### [Problem to solve]
The material below should be written out in full and exactly; pictures stay out of the copy.

### [Provided entries]
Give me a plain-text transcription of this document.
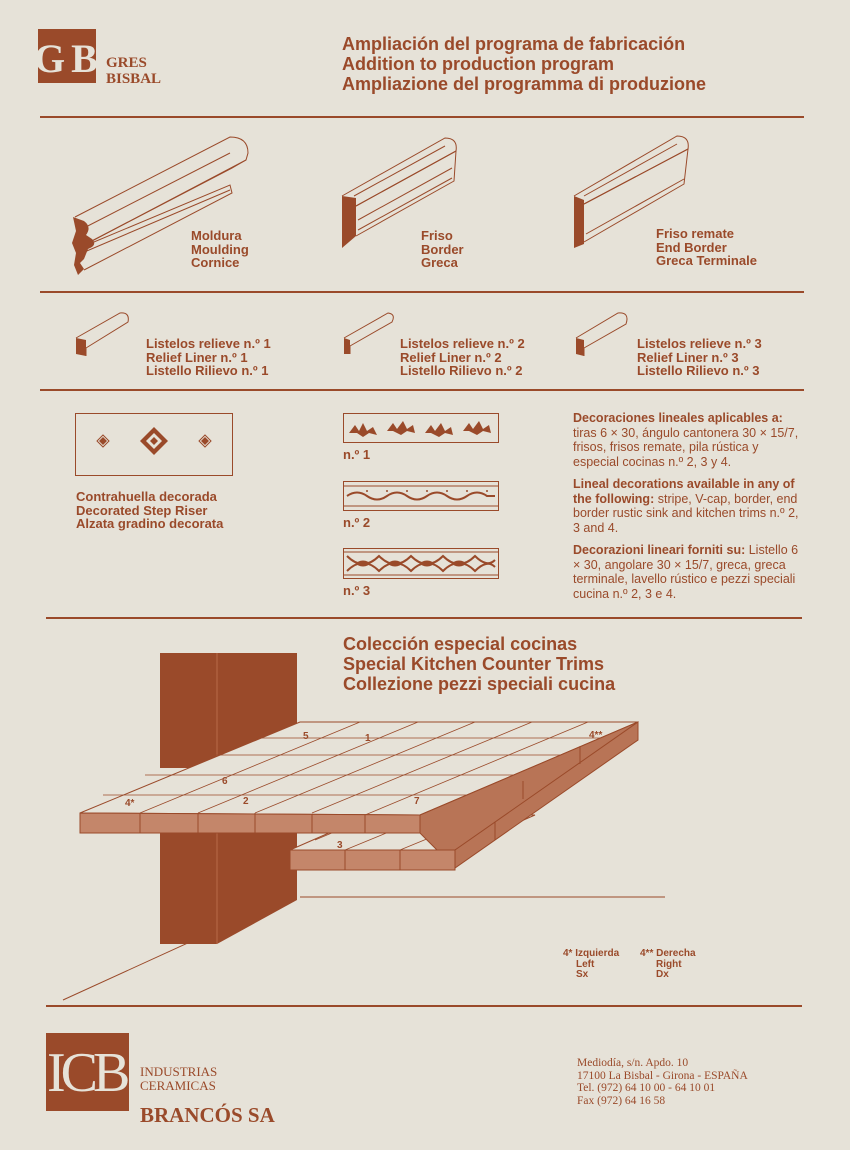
G B GRES
BISBAL
Ampliación del programa de fabricación
Addition to production program
Ampliazione del programma di produzione
Moldura
Moulding
Cornice
Friso
Border
Greca
Friso remate
End Border
Greca Terminale
Listelos relieve n.º 1
Relief Liner n.º 1
Listello Rilievo n.º 1
Listelos relieve n.º 2
Relief Liner n.º 2
Listello Rilievo n.º 2
Listelos relieve n.º 3
Relief Liner n.º 3
Listello Rilievo n.º 3
Contrahuella decorada
Decorated Step Riser
Alzata gradino decorata
n.º 1
n.º 2
n.º 3
Decoraciones lineales aplicables a:
tiras 6 × 30, ángulo cantonera 30 × 15/7, frisos, frisos remate, pila rústica y especial cocinas n.º 2, 3 y 4.
Lineal decorations available in any of the following: stripe, V-cap, border, end border rustic sink and kitchen trims n.º 2, 3 and 4.
Decorazioni lineari forniti su: Listello 6 × 30, angolare 30 × 15/7, greca, greca terminale, lavello rústico e pezzi speciali cucina n.º 2, 3 e 4.
Colección especial cocinas
Special Kitchen Counter Trims
Collezione pezzi speciali cucina
5	1	4**
6
4*	2	7
3
4* Izquierda
Left
Sx
4** Derecha
Right
Dx
ICB INDUSTRIAS
CERAMICAS
BRANCÓS SA
Mediodía, s/n. Apdo. 10
17100 La Bisbal - Girona - ESPAÑA
Tel. (972) 64 10 00 - 64 10 01
Fax (972) 64 16 58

### [Answer to the task]
Give me a plain-text transcription of this document.
G B GRES
BISBAL
Ampliación del programa de fabricación
Addition to production program
Ampliazione del programma di produzione
Moldura
Moulding
Cornice
Friso
Border
Greca
Friso remate
End Border
Greca Terminale
Listelos relieve n.º 1
Relief Liner n.º 1
Listello Rilievo n.º 1
Listelos relieve n.º 2
Relief Liner n.º 2
Listello Rilievo n.º 2
Listelos relieve n.º 3
Relief Liner n.º 3
Listello Rilievo n.º 3
Contrahuella decorada
Decorated Step Riser
Alzata gradino decorata
n.º 1
n.º 2
n.º 3
Decoraciones lineales aplicables a:
tiras 6 × 30, ángulo cantonera 30 × 15/7, frisos, frisos remate, pila rústica y especial cocinas n.º 2, 3 y 4.
Lineal decorations available in any of the following: stripe, V-cap, border, end border rustic sink and kitchen trims n.º 2, 3 and 4.
Decorazioni lineari forniti su: Listello 6 × 30, angolare 30 × 15/7, greca, greca terminale, lavello rústico e pezzi speciali cucina n.º 2, 3 e 4.
Colección especial cocinas
Special Kitchen Counter Trims
Collezione pezzi speciali cucina
5	1	4**
6
4*	2	7
3
4* Izquierda
Left
Sx
4** Derecha
Right
Dx
ICB INDUSTRIAS
CERAMICAS
BRANCÓS SA
Mediodía, s/n. Apdo. 10
17100 La Bisbal - Girona - ESPAÑA
Tel. (972) 64 10 00 - 64 10 01
Fax (972) 64 16 58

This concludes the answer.